>> start TASK MATERIAL
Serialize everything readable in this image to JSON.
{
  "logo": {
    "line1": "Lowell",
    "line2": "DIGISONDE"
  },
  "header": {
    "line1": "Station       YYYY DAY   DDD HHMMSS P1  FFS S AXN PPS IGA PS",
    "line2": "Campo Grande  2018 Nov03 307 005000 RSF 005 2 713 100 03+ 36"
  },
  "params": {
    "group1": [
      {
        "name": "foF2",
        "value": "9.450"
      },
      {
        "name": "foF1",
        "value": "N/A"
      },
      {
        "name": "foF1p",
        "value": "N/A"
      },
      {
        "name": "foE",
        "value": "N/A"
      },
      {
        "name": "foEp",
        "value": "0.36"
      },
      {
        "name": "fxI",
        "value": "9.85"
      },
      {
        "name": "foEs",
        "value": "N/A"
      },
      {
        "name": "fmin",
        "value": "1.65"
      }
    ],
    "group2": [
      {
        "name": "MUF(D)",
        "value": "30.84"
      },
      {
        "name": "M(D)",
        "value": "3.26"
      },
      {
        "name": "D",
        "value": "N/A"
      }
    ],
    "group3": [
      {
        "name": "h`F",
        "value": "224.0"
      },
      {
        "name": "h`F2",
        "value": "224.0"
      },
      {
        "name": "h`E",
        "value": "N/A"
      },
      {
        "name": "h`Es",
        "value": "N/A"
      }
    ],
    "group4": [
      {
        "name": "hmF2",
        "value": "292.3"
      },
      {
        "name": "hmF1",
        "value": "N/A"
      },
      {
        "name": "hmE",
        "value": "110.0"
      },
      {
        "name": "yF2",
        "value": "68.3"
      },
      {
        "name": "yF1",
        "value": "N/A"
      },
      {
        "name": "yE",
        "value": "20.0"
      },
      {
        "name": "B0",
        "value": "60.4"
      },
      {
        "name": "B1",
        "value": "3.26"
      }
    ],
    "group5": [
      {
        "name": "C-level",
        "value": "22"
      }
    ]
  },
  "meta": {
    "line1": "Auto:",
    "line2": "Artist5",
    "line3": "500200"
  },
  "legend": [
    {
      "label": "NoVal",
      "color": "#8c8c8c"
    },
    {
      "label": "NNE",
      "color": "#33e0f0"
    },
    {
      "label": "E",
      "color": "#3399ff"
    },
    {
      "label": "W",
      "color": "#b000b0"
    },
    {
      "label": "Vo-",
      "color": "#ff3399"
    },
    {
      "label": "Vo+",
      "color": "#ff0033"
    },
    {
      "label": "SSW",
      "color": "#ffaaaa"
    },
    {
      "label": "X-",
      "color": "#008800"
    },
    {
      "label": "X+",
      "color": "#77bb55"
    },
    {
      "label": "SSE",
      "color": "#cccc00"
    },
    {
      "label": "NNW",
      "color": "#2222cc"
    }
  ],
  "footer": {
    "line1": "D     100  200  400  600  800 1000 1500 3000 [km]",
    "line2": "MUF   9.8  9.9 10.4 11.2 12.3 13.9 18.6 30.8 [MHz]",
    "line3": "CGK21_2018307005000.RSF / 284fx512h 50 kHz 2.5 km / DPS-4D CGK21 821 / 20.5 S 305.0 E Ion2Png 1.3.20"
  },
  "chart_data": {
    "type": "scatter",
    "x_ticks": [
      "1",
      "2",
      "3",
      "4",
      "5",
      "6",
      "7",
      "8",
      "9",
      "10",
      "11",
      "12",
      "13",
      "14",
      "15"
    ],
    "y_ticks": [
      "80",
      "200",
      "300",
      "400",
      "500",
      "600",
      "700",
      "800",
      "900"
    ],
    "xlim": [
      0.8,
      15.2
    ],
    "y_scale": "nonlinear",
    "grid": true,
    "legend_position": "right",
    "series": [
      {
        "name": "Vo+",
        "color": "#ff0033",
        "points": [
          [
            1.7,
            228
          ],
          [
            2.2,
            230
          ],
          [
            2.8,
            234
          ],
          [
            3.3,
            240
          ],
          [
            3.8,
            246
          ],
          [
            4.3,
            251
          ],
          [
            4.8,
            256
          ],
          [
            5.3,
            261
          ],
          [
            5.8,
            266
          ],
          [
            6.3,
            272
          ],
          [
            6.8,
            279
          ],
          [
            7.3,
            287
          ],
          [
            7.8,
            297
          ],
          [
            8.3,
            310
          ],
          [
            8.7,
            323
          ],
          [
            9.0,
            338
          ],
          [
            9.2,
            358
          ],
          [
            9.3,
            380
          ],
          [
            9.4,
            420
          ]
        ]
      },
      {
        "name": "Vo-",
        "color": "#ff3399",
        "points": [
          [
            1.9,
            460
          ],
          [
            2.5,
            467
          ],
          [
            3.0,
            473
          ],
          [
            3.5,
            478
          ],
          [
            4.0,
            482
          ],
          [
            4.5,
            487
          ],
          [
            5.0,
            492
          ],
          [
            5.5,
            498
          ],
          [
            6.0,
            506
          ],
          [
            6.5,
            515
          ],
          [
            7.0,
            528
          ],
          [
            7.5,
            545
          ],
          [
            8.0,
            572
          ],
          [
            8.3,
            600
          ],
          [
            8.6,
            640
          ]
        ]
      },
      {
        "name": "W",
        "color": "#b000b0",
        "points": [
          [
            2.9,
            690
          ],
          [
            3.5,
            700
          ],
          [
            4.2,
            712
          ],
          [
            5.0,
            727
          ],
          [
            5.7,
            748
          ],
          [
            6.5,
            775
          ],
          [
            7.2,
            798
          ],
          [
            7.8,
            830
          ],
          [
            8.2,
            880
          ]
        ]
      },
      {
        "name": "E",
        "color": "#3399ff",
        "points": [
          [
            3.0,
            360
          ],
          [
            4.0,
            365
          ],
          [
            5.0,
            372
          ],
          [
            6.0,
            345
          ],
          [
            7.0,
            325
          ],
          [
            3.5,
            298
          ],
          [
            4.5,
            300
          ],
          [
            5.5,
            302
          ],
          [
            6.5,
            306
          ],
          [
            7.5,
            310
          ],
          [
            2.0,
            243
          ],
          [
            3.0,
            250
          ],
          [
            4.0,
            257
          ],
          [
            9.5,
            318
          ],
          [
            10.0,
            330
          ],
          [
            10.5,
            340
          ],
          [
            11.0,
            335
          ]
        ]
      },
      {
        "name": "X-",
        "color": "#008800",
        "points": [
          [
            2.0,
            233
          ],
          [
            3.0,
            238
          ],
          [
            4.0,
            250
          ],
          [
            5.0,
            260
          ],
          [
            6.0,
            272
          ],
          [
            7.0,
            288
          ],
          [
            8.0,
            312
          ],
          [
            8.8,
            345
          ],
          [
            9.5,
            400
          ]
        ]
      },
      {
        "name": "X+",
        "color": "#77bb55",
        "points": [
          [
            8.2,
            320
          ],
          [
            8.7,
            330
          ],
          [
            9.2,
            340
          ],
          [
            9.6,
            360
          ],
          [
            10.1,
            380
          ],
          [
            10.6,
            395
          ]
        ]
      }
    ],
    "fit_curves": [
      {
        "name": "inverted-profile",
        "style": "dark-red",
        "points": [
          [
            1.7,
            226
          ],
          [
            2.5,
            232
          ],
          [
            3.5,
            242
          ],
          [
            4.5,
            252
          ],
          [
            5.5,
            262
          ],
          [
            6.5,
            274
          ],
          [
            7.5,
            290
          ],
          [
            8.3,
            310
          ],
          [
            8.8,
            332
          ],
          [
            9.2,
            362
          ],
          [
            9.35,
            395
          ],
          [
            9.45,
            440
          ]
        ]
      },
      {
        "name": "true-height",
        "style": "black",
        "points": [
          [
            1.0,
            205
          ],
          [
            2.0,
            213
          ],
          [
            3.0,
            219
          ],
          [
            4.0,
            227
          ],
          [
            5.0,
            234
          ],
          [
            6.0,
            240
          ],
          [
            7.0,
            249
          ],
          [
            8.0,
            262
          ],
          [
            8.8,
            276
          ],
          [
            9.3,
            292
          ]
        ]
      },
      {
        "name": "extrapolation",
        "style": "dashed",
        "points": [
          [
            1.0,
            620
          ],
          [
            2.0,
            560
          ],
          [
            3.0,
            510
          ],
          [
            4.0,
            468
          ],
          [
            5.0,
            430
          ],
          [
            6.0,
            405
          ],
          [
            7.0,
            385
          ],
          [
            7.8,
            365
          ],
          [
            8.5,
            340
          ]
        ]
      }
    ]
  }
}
>> end TASK MATERIAL
◆ DIRECTIONS:
Check each line of the entries above for the word "style". List the ones that have it.

◆ EXERCISE ANSWER:
        "style": "dark-red",
        "style": "black",
        "style": "dashed",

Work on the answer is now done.